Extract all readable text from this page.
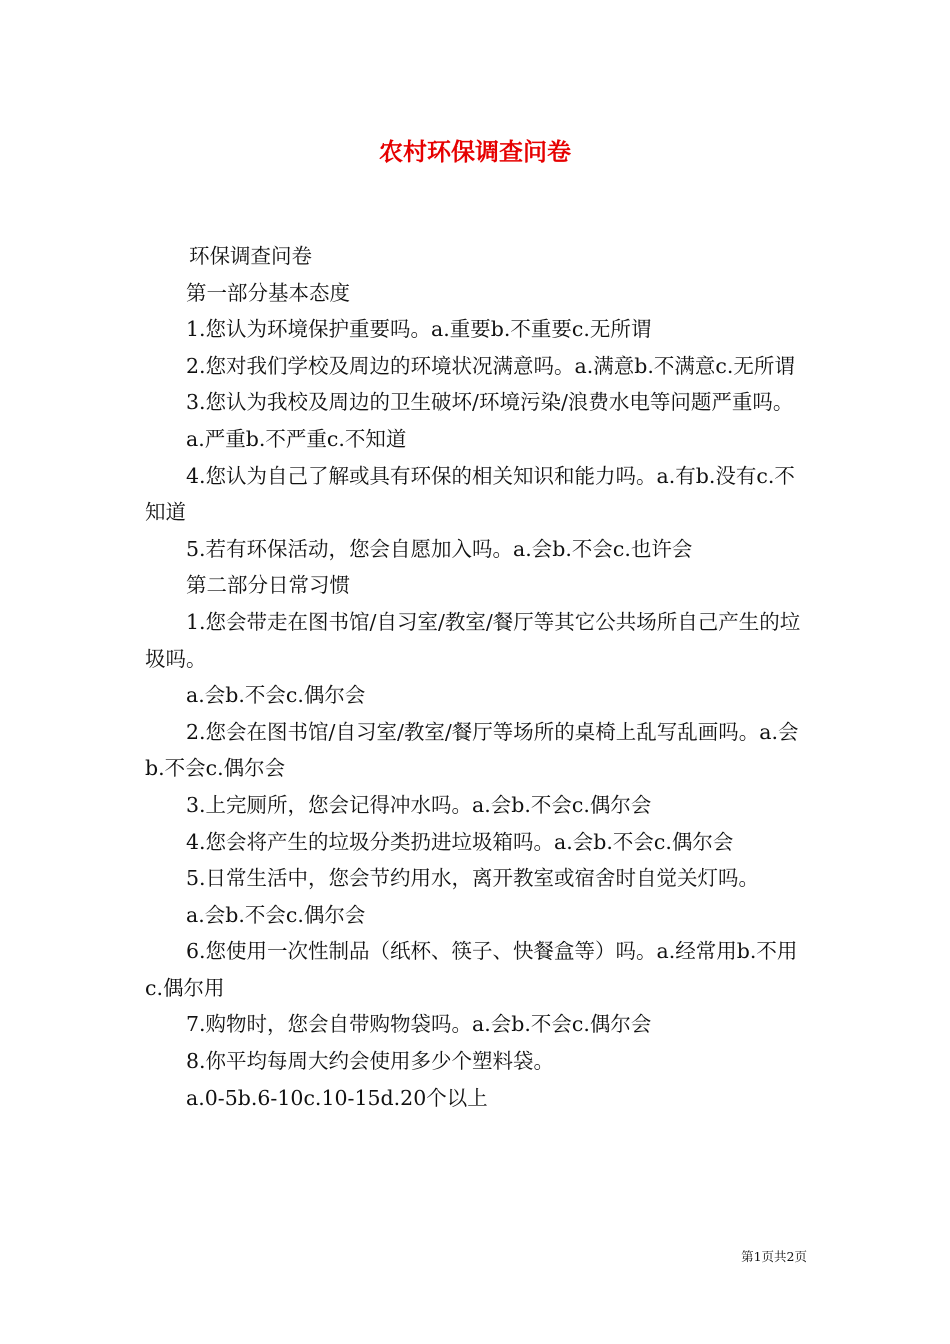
农村环保调查问卷

环保调查问卷

第一部分基本态度

1.您认为环境保护重要吗。a.重要b.不重要c.无所谓

2.您对我们学校及周边的环境状况满意吗。a.满意b.不满意c.无所谓

3.您认为我校及周边的卫生破坏/环境污染/浪费水电等问题严重吗。

a.严重b.不严重c.不知道

4.您认为自己了解或具有环保的相关知识和能力吗。a.有b.没有c.不知道

5.若有环保活动，您会自愿加入吗。a.会b.不会c.也许会

第二部分日常习惯

1.您会带走在图书馆/自习室/教室/餐厅等其它公共场所自己产生的垃圾吗。

a.会b.不会c.偶尔会

2.您会在图书馆/自习室/教室/餐厅等场所的桌椅上乱写乱画吗。a.会b.不会c.偶尔会

3.上完厕所，您会记得冲水吗。a.会b.不会c.偶尔会

4.您会将产生的垃圾分类扔进垃圾箱吗。a.会b.不会c.偶尔会

5.日常生活中，您会节约用水，离开教室或宿舍时自觉关灯吗。

a.会b.不会c.偶尔会

6.您使用一次性制品（纸杯、筷子、快餐盒等）吗。a.经常用b.不用c.偶尔用

7.购物时，您会自带购物袋吗。a.会b.不会c.偶尔会

8.你平均每周大约会使用多少个塑料袋。

a.0-5b.6-10c.10-15d.20个以上

第1页共2页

____________

* Stated problem
Print all of the entries word for word. Omit the pictures they contain.

* Result of this task
Extract all readable text from this page.
农村环保调查问卷

环保调查问卷

第一部分基本态度

1.您认为环境保护重要吗。a.重要b.不重要c.无所谓

2.您对我们学校及周边的环境状况满意吗。a.满意b.不满意c.无所谓

3.您认为我校及周边的卫生破坏/环境污染/浪费水电等问题严重吗。

a.严重b.不严重c.不知道

4.您认为自己了解或具有环保的相关知识和能力吗。a.有b.没有c.不知道

5.若有环保活动，您会自愿加入吗。a.会b.不会c.也许会

第二部分日常习惯

1.您会带走在图书馆/自习室/教室/餐厅等其它公共场所自己产生的垃圾吗。

a.会b.不会c.偶尔会

2.您会在图书馆/自习室/教室/餐厅等场所的桌椅上乱写乱画吗。a.会b.不会c.偶尔会

3.上完厕所，您会记得冲水吗。a.会b.不会c.偶尔会

4.您会将产生的垃圾分类扔进垃圾箱吗。a.会b.不会c.偶尔会

5.日常生活中，您会节约用水，离开教室或宿舍时自觉关灯吗。

a.会b.不会c.偶尔会

6.您使用一次性制品（纸杯、筷子、快餐盒等）吗。a.经常用b.不用c.偶尔用

7.购物时，您会自带购物袋吗。a.会b.不会c.偶尔会

8.你平均每周大约会使用多少个塑料袋。

a.0-5b.6-10c.10-15d.20个以上

第1页共2页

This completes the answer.